* EXERCISE DIRECTIONS *
Write out all of the lines below, exactly and completely.

Records from a data source
** begin **

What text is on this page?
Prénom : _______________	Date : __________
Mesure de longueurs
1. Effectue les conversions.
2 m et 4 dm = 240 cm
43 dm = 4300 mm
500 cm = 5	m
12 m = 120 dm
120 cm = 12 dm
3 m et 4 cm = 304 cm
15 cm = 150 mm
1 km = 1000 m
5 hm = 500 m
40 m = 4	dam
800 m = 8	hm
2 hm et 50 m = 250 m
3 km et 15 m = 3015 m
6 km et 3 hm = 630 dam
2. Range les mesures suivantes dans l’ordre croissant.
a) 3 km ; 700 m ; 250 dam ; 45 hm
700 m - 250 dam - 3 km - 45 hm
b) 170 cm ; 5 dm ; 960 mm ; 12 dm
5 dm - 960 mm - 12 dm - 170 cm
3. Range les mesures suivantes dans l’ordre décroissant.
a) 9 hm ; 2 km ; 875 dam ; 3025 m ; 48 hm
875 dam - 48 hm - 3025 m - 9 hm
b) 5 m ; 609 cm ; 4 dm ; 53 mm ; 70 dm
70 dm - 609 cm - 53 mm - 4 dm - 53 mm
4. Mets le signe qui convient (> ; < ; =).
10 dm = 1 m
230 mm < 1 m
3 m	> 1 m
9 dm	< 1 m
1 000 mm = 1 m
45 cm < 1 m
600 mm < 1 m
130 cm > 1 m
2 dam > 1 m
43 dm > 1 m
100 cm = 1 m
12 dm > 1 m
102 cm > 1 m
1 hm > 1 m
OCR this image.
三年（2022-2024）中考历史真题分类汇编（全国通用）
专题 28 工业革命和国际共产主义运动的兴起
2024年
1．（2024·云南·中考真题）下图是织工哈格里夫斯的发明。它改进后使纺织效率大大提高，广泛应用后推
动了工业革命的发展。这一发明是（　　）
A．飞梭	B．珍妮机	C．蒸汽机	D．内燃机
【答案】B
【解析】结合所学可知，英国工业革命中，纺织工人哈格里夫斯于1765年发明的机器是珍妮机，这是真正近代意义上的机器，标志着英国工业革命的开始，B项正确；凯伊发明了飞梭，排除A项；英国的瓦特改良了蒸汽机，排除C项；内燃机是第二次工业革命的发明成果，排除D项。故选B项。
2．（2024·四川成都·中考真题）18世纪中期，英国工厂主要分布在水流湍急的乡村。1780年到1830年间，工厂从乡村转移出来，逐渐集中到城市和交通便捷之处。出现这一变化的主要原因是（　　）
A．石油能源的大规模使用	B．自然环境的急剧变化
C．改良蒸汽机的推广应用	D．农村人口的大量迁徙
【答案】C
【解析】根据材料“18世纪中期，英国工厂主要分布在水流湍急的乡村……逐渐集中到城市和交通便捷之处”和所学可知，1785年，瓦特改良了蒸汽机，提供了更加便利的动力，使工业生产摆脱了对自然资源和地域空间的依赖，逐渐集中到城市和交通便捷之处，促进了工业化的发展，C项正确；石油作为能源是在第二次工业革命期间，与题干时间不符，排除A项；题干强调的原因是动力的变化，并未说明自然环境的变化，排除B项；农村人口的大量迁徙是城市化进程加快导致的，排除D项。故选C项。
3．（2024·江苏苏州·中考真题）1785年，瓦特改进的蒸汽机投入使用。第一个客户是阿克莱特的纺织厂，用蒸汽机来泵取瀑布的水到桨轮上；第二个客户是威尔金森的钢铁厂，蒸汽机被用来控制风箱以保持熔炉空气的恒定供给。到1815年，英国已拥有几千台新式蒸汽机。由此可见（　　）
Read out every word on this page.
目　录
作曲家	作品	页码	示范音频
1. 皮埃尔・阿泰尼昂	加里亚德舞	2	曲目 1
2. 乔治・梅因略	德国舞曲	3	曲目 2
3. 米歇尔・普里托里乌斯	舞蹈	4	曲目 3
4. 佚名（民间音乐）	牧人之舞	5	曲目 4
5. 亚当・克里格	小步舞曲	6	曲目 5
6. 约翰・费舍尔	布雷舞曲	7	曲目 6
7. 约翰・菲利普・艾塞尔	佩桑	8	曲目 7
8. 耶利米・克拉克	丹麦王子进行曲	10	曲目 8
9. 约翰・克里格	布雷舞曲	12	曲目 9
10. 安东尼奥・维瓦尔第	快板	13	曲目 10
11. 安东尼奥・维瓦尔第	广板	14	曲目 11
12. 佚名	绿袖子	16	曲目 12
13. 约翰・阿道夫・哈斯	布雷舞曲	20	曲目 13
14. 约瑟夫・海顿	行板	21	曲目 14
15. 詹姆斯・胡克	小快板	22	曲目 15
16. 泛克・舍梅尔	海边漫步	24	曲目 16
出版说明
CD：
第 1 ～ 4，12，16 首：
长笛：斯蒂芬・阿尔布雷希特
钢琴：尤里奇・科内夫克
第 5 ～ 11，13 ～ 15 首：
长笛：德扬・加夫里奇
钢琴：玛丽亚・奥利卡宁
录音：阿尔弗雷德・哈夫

** end **

* FINISHED TASK *
What text is on this page?
Prénom : _______________	Date : __________
Mesure de longueurs
1. Effectue les conversions.
2 m et 4 dm = 240 cm
43 dm = 4300 mm
500 cm = 5	m
12 m = 120 dm
120 cm = 12 dm
3 m et 4 cm = 304 cm
15 cm = 150 mm
1 km = 1000 m
5 hm = 500 m
40 m = 4	dam
800 m = 8	hm
2 hm et 50 m = 250 m
3 km et 15 m = 3015 m
6 km et 3 hm = 630 dam
2. Range les mesures suivantes dans l’ordre croissant.
a) 3 km ; 700 m ; 250 dam ; 45 hm
700 m - 250 dam - 3 km - 45 hm
b) 170 cm ; 5 dm ; 960 mm ; 12 dm
5 dm - 960 mm - 12 dm - 170 cm
3. Range les mesures suivantes dans l’ordre décroissant.
a) 9 hm ; 2 km ; 875 dam ; 3025 m ; 48 hm
875 dam - 48 hm - 3025 m - 9 hm
b) 5 m ; 609 cm ; 4 dm ; 53 mm ; 70 dm
70 dm - 609 cm - 53 mm - 4 dm - 53 mm
4. Mets le signe qui convient (> ; < ; =).
10 dm = 1 m
230 mm < 1 m
3 m	> 1 m
9 dm	< 1 m
1 000 mm = 1 m
45 cm < 1 m
600 mm < 1 m
130 cm > 1 m
2 dam > 1 m
43 dm > 1 m
100 cm = 1 m
12 dm > 1 m
102 cm > 1 m
1 hm > 1 m
OCR this image.
三年（2022-2024）中考历史真题分类汇编（全国通用）
专题 28 工业革命和国际共产主义运动的兴起
2024年
1．（2024·云南·中考真题）下图是织工哈格里夫斯的发明。它改进后使纺织效率大大提高，广泛应用后推
动了工业革命的发展。这一发明是（　　）
A．飞梭	B．珍妮机	C．蒸汽机	D．内燃机
【答案】B
【解析】结合所学可知，英国工业革命中，纺织工人哈格里夫斯于1765年发明的机器是珍妮机，这是真正近代意义上的机器，标志着英国工业革命的开始，B项正确；凯伊发明了飞梭，排除A项；英国的瓦特改良了蒸汽机，排除C项；内燃机是第二次工业革命的发明成果，排除D项。故选B项。
2．（2024·四川成都·中考真题）18世纪中期，英国工厂主要分布在水流湍急的乡村。1780年到1830年间，工厂从乡村转移出来，逐渐集中到城市和交通便捷之处。出现这一变化的主要原因是（　　）
A．石油能源的大规模使用	B．自然环境的急剧变化
C．改良蒸汽机的推广应用	D．农村人口的大量迁徙
【答案】C
【解析】根据材料“18世纪中期，英国工厂主要分布在水流湍急的乡村……逐渐集中到城市和交通便捷之处”和所学可知，1785年，瓦特改良了蒸汽机，提供了更加便利的动力，使工业生产摆脱了对自然资源和地域空间的依赖，逐渐集中到城市和交通便捷之处，促进了工业化的发展，C项正确；石油作为能源是在第二次工业革命期间，与题干时间不符，排除A项；题干强调的原因是动力的变化，并未说明自然环境的变化，排除B项；农村人口的大量迁徙是城市化进程加快导致的，排除D项。故选C项。
3．（2024·江苏苏州·中考真题）1785年，瓦特改进的蒸汽机投入使用。第一个客户是阿克莱特的纺织厂，用蒸汽机来泵取瀑布的水到桨轮上；第二个客户是威尔金森的钢铁厂，蒸汽机被用来控制风箱以保持熔炉空气的恒定供给。到1815年，英国已拥有几千台新式蒸汽机。由此可见（　　）
Read out every word on this page.
目　录
作曲家	作品	页码	示范音频
1. 皮埃尔・阿泰尼昂	加里亚德舞	2	曲目 1
2. 乔治・梅因略	德国舞曲	3	曲目 2
3. 米歇尔・普里托里乌斯	舞蹈	4	曲目 3
4. 佚名（民间音乐）	牧人之舞	5	曲目 4
5. 亚当・克里格	小步舞曲	6	曲目 5
6. 约翰・费舍尔	布雷舞曲	7	曲目 6
7. 约翰・菲利普・艾塞尔	佩桑	8	曲目 7
8. 耶利米・克拉克	丹麦王子进行曲	10	曲目 8
9. 约翰・克里格	布雷舞曲	12	曲目 9
10. 安东尼奥・维瓦尔第	快板	13	曲目 10
11. 安东尼奥・维瓦尔第	广板	14	曲目 11
12. 佚名	绿袖子	16	曲目 12
13. 约翰・阿道夫・哈斯	布雷舞曲	20	曲目 13
14. 约瑟夫・海顿	行板	21	曲目 14
15. 詹姆斯・胡克	小快板	22	曲目 15
16. 泛克・舍梅尔	海边漫步	24	曲目 16
出版说明
CD：
第 1 ～ 4，12，16 首：
长笛：斯蒂芬・阿尔布雷希特
钢琴：尤里奇・科内夫克
第 5 ～ 11，13 ～ 15 首：
长笛：德扬・加夫里奇
钢琴：玛丽亚・奥利卡宁
录音：阿尔弗雷德・哈夫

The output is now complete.